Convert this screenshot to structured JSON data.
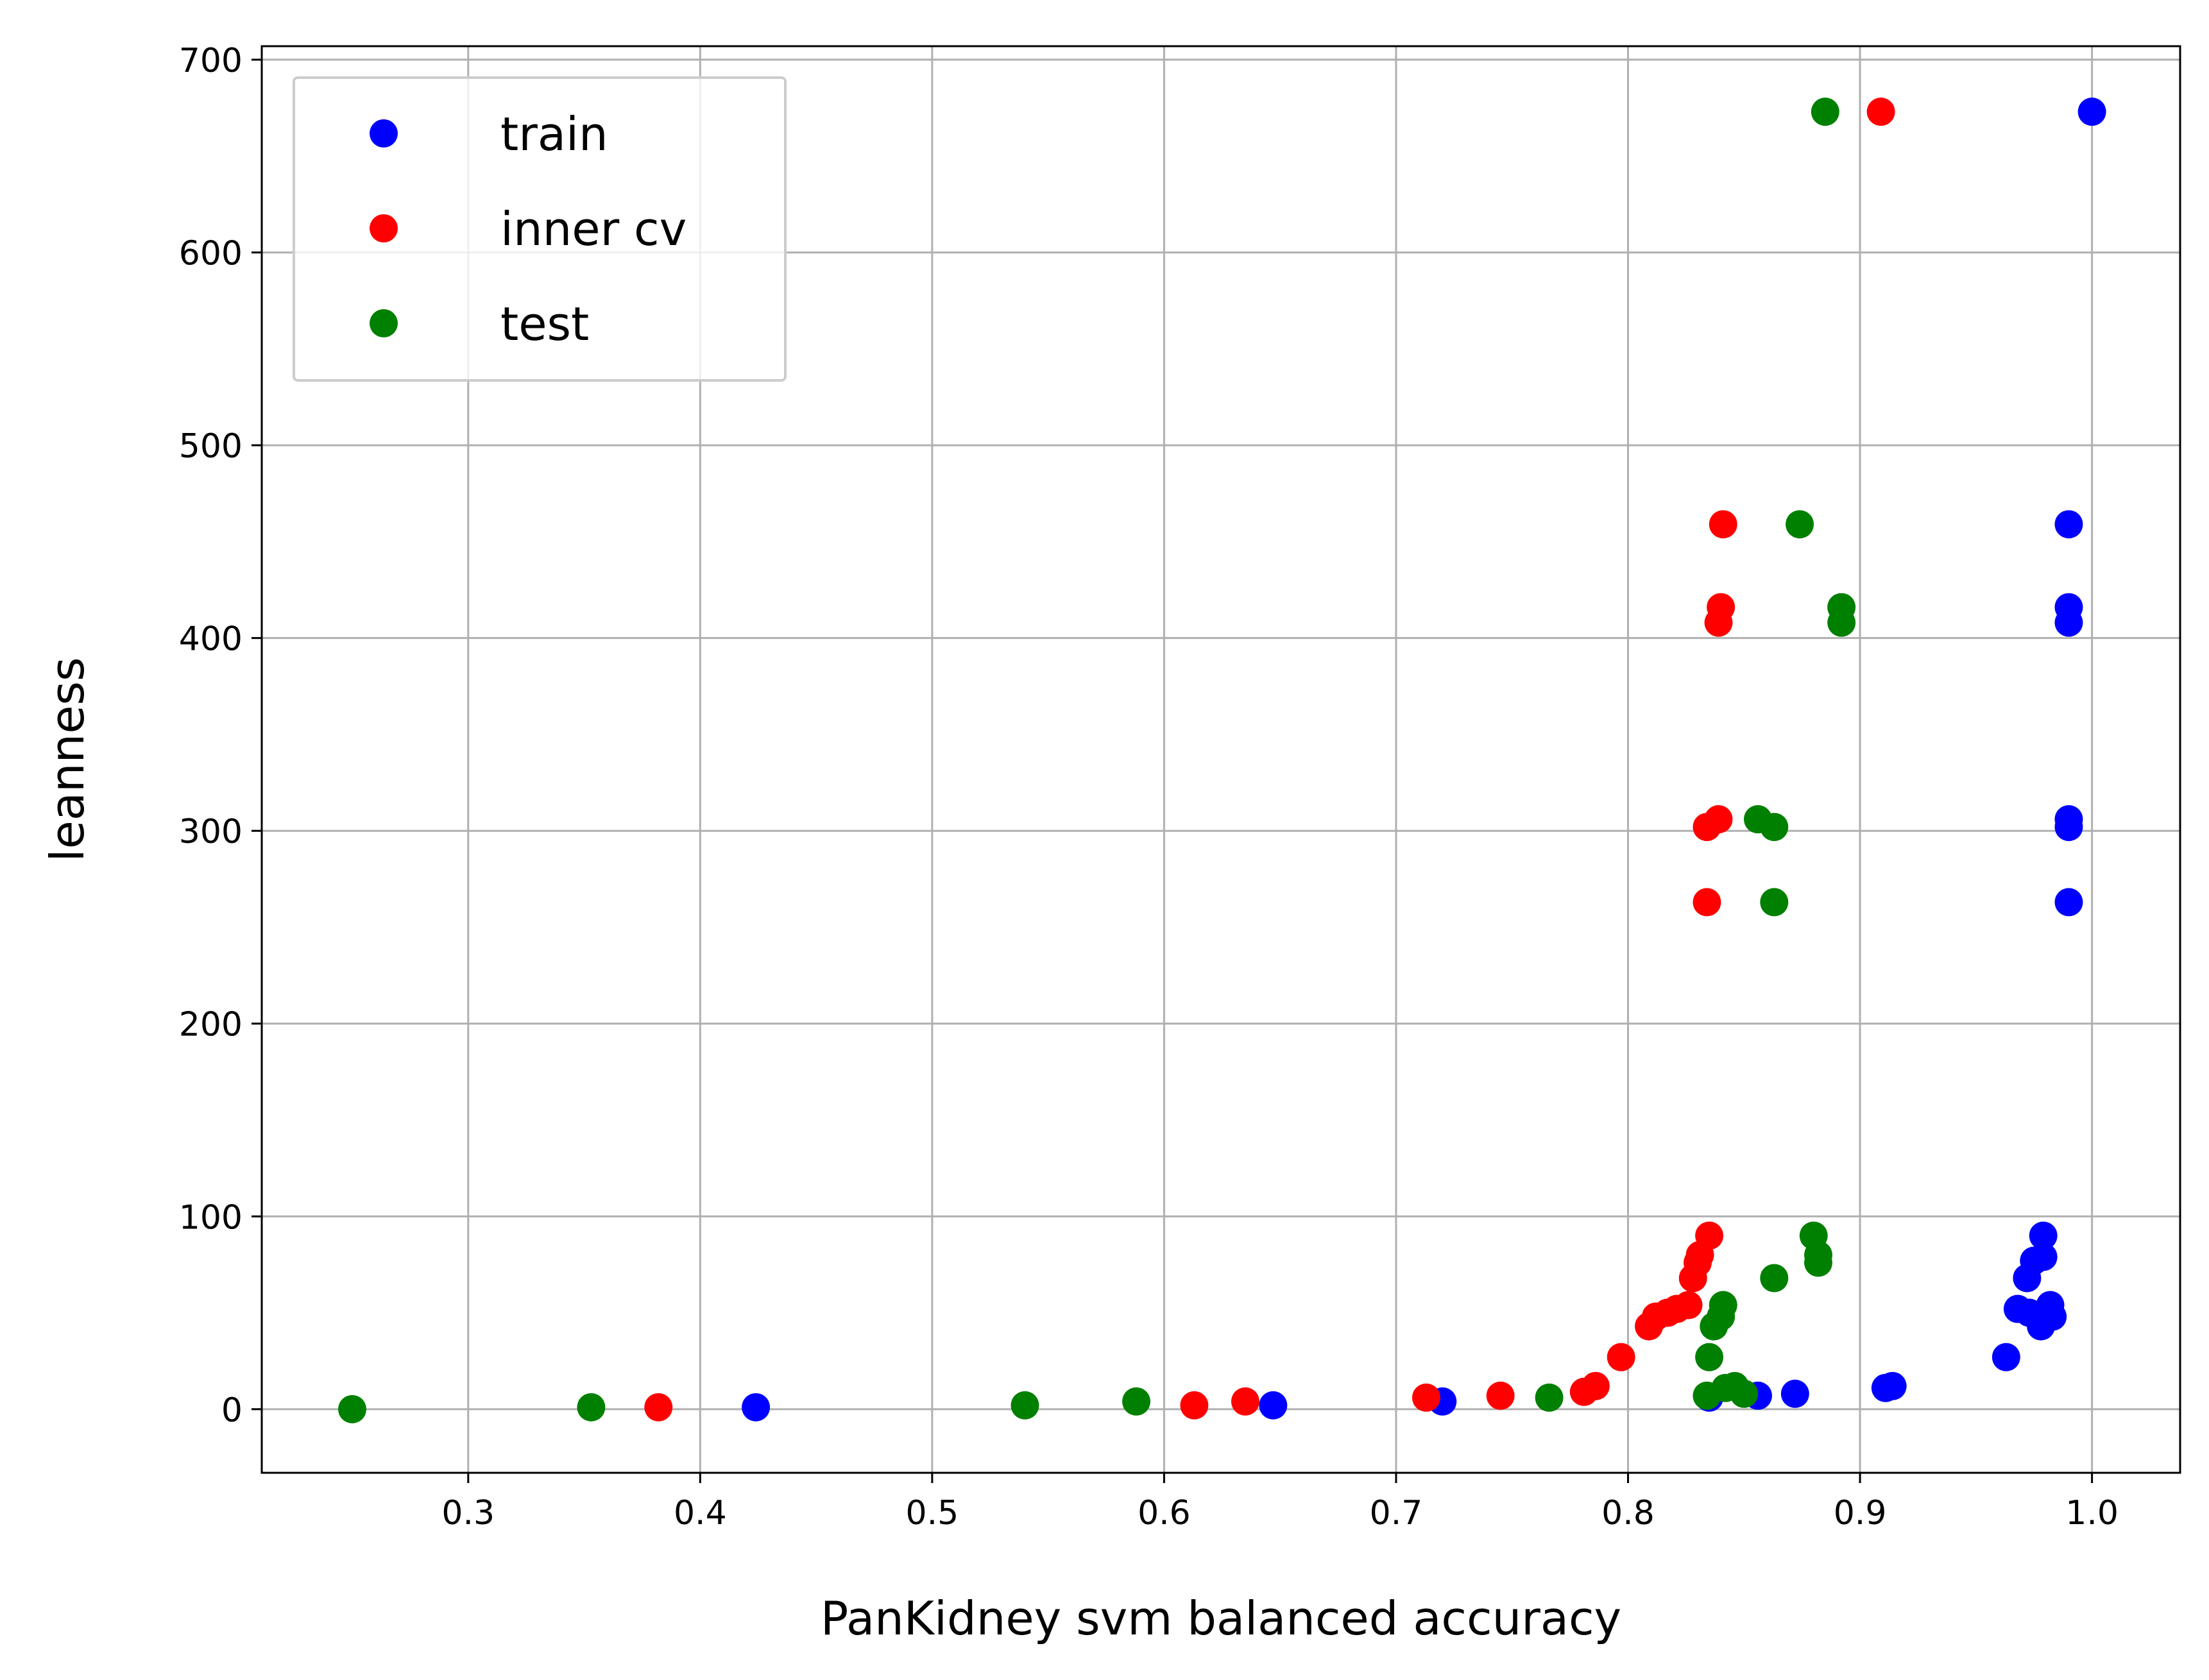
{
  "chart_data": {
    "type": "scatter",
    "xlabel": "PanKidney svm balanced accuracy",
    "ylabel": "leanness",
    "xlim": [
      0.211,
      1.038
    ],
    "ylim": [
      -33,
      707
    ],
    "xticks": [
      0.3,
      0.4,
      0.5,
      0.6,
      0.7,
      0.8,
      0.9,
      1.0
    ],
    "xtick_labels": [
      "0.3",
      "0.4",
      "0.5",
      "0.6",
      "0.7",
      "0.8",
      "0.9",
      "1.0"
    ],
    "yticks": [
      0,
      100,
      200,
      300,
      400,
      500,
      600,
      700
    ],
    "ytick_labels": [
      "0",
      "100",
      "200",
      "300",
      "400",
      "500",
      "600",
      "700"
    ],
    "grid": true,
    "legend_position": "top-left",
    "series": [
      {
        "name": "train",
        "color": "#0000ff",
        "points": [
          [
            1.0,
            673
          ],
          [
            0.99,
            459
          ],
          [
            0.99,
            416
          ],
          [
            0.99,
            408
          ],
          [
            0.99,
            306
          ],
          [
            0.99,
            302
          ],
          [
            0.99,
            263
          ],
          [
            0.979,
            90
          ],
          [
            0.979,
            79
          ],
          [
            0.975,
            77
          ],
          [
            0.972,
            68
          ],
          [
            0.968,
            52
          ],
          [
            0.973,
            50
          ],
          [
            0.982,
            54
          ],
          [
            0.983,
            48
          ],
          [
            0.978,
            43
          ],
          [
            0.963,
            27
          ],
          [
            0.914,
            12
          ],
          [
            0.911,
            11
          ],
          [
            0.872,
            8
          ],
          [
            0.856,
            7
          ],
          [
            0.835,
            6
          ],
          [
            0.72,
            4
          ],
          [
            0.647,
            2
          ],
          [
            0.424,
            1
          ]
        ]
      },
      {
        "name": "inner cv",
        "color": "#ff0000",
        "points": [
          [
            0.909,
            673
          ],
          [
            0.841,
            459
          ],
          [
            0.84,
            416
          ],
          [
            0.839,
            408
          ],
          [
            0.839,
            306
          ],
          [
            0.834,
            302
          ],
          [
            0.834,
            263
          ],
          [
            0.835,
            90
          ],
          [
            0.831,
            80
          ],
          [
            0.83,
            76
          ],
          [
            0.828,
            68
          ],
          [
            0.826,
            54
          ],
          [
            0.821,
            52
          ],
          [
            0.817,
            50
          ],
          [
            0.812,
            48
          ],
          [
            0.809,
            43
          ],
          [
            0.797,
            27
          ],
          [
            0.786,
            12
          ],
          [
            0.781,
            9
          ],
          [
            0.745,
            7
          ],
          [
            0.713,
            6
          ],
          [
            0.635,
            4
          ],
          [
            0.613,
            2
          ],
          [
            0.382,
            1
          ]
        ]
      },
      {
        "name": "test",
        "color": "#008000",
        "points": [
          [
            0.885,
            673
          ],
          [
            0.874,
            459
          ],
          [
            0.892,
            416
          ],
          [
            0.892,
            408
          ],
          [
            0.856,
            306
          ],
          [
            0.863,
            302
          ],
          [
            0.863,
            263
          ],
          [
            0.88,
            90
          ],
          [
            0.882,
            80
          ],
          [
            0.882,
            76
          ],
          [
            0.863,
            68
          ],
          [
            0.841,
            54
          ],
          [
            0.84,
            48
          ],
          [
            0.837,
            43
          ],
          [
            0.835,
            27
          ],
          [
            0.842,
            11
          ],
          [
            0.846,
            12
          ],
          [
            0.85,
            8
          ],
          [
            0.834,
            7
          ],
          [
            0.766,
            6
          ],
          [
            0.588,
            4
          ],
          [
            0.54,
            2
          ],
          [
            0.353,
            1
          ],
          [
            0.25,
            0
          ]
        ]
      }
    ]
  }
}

********************

SHORT PROBLEM - Can you retype every record above exactly, leaving out the pictures?

EXERCISE RESULT -
Convert this screenshot to structured JSON data.
{
  "chart_data": {
    "type": "scatter",
    "xlabel": "PanKidney svm balanced accuracy",
    "ylabel": "leanness",
    "xlim": [
      0.211,
      1.038
    ],
    "ylim": [
      -33,
      707
    ],
    "xticks": [
      0.3,
      0.4,
      0.5,
      0.6,
      0.7,
      0.8,
      0.9,
      1.0
    ],
    "xtick_labels": [
      "0.3",
      "0.4",
      "0.5",
      "0.6",
      "0.7",
      "0.8",
      "0.9",
      "1.0"
    ],
    "yticks": [
      0,
      100,
      200,
      300,
      400,
      500,
      600,
      700
    ],
    "ytick_labels": [
      "0",
      "100",
      "200",
      "300",
      "400",
      "500",
      "600",
      "700"
    ],
    "grid": true,
    "legend_position": "top-left",
    "series": [
      {
        "name": "train",
        "color": "#0000ff",
        "points": [
          [
            1.0,
            673
          ],
          [
            0.99,
            459
          ],
          [
            0.99,
            416
          ],
          [
            0.99,
            408
          ],
          [
            0.99,
            306
          ],
          [
            0.99,
            302
          ],
          [
            0.99,
            263
          ],
          [
            0.979,
            90
          ],
          [
            0.979,
            79
          ],
          [
            0.975,
            77
          ],
          [
            0.972,
            68
          ],
          [
            0.968,
            52
          ],
          [
            0.973,
            50
          ],
          [
            0.982,
            54
          ],
          [
            0.983,
            48
          ],
          [
            0.978,
            43
          ],
          [
            0.963,
            27
          ],
          [
            0.914,
            12
          ],
          [
            0.911,
            11
          ],
          [
            0.872,
            8
          ],
          [
            0.856,
            7
          ],
          [
            0.835,
            6
          ],
          [
            0.72,
            4
          ],
          [
            0.647,
            2
          ],
          [
            0.424,
            1
          ]
        ]
      },
      {
        "name": "inner cv",
        "color": "#ff0000",
        "points": [
          [
            0.909,
            673
          ],
          [
            0.841,
            459
          ],
          [
            0.84,
            416
          ],
          [
            0.839,
            408
          ],
          [
            0.839,
            306
          ],
          [
            0.834,
            302
          ],
          [
            0.834,
            263
          ],
          [
            0.835,
            90
          ],
          [
            0.831,
            80
          ],
          [
            0.83,
            76
          ],
          [
            0.828,
            68
          ],
          [
            0.826,
            54
          ],
          [
            0.821,
            52
          ],
          [
            0.817,
            50
          ],
          [
            0.812,
            48
          ],
          [
            0.809,
            43
          ],
          [
            0.797,
            27
          ],
          [
            0.786,
            12
          ],
          [
            0.781,
            9
          ],
          [
            0.745,
            7
          ],
          [
            0.713,
            6
          ],
          [
            0.635,
            4
          ],
          [
            0.613,
            2
          ],
          [
            0.382,
            1
          ]
        ]
      },
      {
        "name": "test",
        "color": "#008000",
        "points": [
          [
            0.885,
            673
          ],
          [
            0.874,
            459
          ],
          [
            0.892,
            416
          ],
          [
            0.892,
            408
          ],
          [
            0.856,
            306
          ],
          [
            0.863,
            302
          ],
          [
            0.863,
            263
          ],
          [
            0.88,
            90
          ],
          [
            0.882,
            80
          ],
          [
            0.882,
            76
          ],
          [
            0.863,
            68
          ],
          [
            0.841,
            54
          ],
          [
            0.84,
            48
          ],
          [
            0.837,
            43
          ],
          [
            0.835,
            27
          ],
          [
            0.842,
            11
          ],
          [
            0.846,
            12
          ],
          [
            0.85,
            8
          ],
          [
            0.834,
            7
          ],
          [
            0.766,
            6
          ],
          [
            0.588,
            4
          ],
          [
            0.54,
            2
          ],
          [
            0.353,
            1
          ],
          [
            0.25,
            0
          ]
        ]
      }
    ]
  }
}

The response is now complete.